begin Dataset entries
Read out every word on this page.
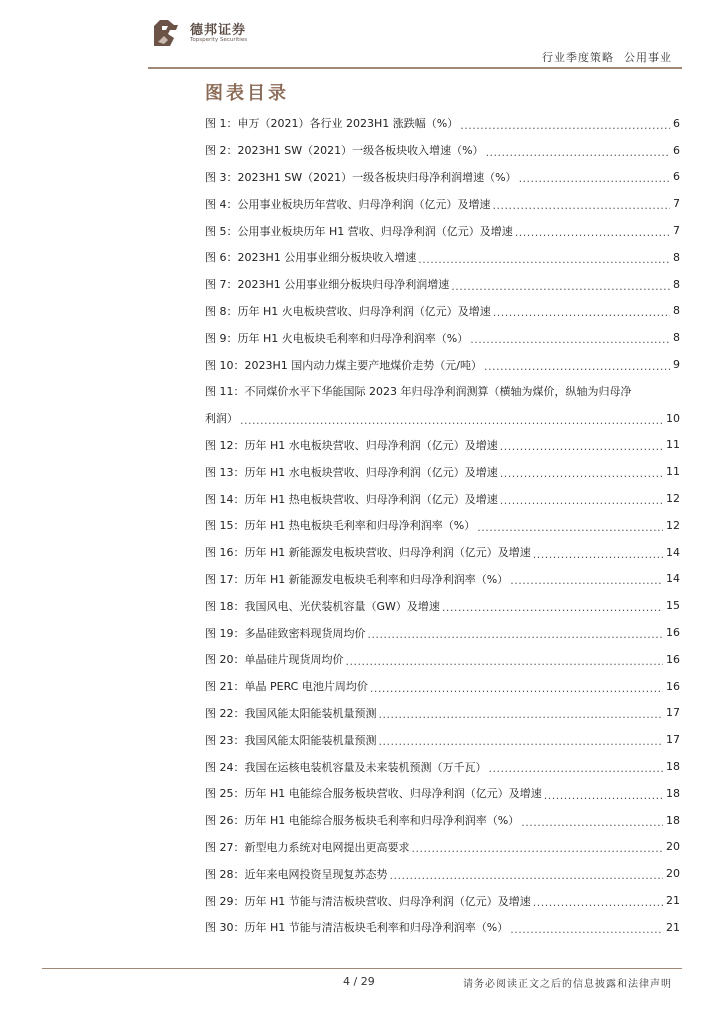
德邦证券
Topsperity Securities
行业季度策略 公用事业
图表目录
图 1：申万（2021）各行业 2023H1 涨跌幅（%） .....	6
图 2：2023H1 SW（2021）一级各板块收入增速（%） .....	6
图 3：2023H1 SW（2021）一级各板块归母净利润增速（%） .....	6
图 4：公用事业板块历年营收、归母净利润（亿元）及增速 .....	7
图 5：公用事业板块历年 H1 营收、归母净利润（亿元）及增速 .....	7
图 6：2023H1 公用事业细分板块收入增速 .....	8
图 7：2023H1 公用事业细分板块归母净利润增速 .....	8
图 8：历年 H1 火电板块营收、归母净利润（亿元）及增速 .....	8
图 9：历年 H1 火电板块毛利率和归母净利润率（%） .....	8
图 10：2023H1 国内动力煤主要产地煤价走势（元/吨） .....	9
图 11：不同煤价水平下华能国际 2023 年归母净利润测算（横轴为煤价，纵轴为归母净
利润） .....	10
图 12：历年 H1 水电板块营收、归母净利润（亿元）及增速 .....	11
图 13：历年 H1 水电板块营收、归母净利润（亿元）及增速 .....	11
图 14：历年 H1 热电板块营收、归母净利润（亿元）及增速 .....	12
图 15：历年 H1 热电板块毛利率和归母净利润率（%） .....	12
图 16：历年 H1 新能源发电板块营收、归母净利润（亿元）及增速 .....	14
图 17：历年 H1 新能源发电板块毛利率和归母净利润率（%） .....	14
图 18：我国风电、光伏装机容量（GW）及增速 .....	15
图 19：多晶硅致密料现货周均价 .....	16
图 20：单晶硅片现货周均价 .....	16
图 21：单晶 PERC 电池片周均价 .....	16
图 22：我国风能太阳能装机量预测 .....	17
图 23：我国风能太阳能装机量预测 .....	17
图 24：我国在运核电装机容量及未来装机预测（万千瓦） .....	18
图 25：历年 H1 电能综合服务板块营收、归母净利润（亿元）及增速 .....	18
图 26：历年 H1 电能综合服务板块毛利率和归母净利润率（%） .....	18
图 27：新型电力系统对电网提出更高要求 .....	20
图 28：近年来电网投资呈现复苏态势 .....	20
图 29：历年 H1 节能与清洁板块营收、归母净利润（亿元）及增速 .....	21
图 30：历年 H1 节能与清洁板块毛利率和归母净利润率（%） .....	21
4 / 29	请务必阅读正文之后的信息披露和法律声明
end Dataset entries
begin Dataset entries
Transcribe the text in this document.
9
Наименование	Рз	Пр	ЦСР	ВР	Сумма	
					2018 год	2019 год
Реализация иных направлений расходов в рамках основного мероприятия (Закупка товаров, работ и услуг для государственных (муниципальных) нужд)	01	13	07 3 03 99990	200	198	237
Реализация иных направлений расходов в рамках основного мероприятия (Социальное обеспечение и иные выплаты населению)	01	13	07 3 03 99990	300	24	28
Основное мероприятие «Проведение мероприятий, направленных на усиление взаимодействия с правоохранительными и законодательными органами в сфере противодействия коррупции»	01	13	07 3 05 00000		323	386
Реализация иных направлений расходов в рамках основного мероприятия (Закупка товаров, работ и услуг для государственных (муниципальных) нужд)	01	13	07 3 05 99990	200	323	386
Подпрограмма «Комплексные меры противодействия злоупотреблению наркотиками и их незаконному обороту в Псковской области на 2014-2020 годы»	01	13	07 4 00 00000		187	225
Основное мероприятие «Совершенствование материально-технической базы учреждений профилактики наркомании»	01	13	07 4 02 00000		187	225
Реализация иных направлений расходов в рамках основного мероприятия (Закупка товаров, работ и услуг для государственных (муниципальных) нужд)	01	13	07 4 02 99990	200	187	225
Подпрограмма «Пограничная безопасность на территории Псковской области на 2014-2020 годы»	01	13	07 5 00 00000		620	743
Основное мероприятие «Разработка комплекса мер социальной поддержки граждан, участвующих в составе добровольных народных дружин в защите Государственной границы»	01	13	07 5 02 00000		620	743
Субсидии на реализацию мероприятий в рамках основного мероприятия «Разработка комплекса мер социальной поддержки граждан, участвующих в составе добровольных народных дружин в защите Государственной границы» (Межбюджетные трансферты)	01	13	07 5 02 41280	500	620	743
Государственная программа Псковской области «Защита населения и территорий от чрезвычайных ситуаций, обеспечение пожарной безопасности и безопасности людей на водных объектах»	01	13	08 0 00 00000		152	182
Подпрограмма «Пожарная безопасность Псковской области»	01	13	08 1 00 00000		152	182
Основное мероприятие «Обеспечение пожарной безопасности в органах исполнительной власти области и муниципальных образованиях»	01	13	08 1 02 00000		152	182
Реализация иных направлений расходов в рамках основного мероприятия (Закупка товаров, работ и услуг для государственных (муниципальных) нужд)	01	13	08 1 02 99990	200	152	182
end Dataset entries
begin Dataset entries
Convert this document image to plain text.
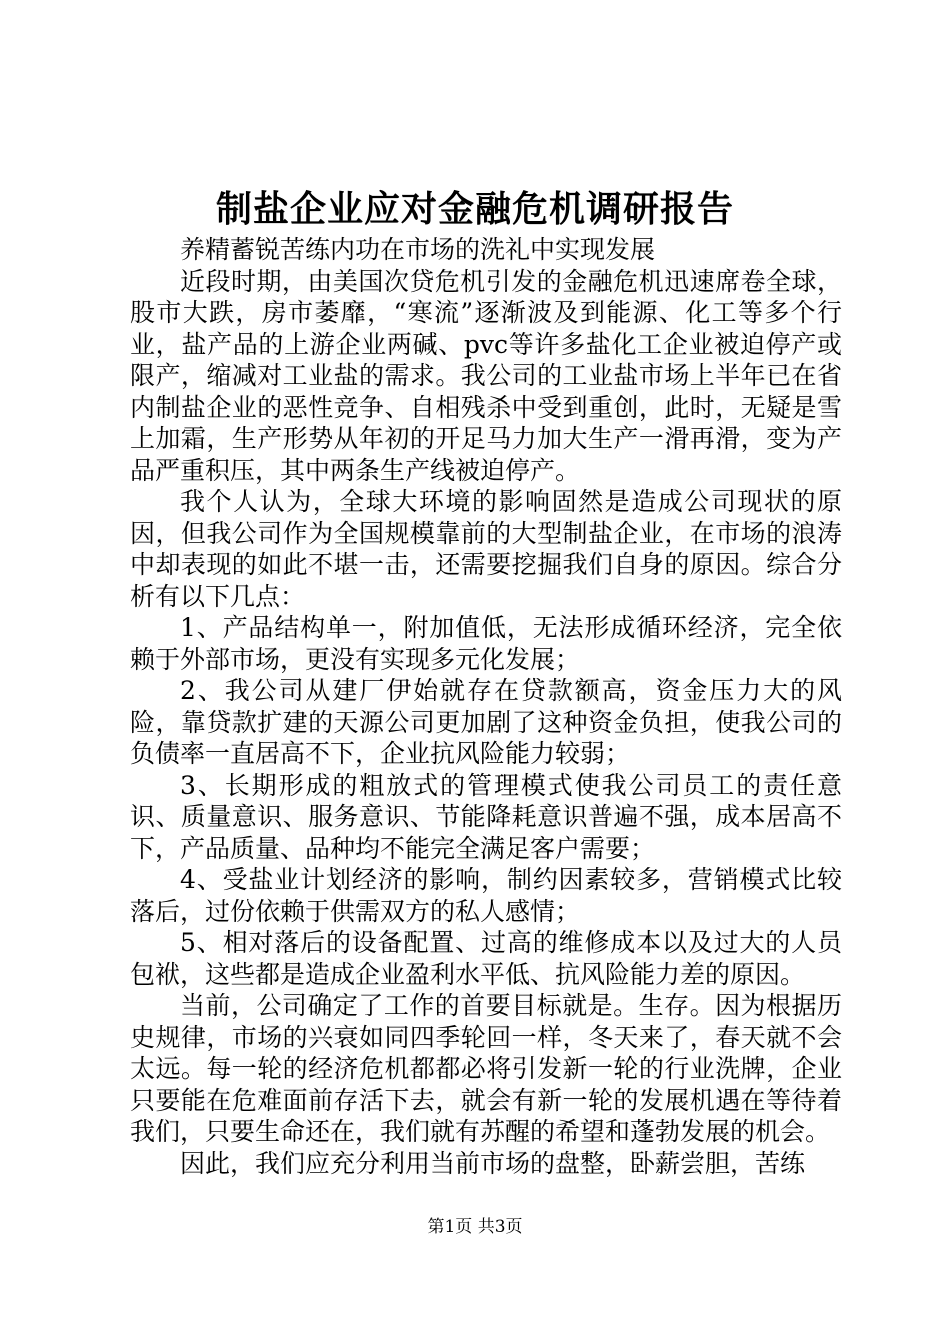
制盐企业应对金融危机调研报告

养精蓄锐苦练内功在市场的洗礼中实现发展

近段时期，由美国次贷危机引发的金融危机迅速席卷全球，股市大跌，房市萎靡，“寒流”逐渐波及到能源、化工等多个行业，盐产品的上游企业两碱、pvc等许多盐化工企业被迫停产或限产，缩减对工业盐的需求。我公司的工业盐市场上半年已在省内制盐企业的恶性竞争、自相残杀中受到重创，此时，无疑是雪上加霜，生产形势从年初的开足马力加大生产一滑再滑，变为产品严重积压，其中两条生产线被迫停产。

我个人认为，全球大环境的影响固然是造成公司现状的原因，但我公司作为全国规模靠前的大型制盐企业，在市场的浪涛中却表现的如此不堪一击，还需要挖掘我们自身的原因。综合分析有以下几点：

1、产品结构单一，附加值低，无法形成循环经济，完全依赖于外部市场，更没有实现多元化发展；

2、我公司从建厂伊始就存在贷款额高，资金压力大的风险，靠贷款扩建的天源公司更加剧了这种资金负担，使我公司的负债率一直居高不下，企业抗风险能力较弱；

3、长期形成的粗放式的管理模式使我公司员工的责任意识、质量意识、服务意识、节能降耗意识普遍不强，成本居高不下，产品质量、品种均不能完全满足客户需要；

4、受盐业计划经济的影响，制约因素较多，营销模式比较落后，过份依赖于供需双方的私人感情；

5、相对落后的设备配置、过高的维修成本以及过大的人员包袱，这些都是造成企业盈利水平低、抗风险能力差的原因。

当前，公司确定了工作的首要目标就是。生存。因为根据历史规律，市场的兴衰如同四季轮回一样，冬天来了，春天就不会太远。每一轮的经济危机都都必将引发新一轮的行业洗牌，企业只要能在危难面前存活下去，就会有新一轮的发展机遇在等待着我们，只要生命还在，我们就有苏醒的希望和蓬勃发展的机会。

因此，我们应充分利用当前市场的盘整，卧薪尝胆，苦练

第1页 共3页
end Dataset entries
■ Your objective
Keep only those lines of the records that hold "text", and return them.

■ Task output
Transcribe the text in this document.
Convert this document image to plain text.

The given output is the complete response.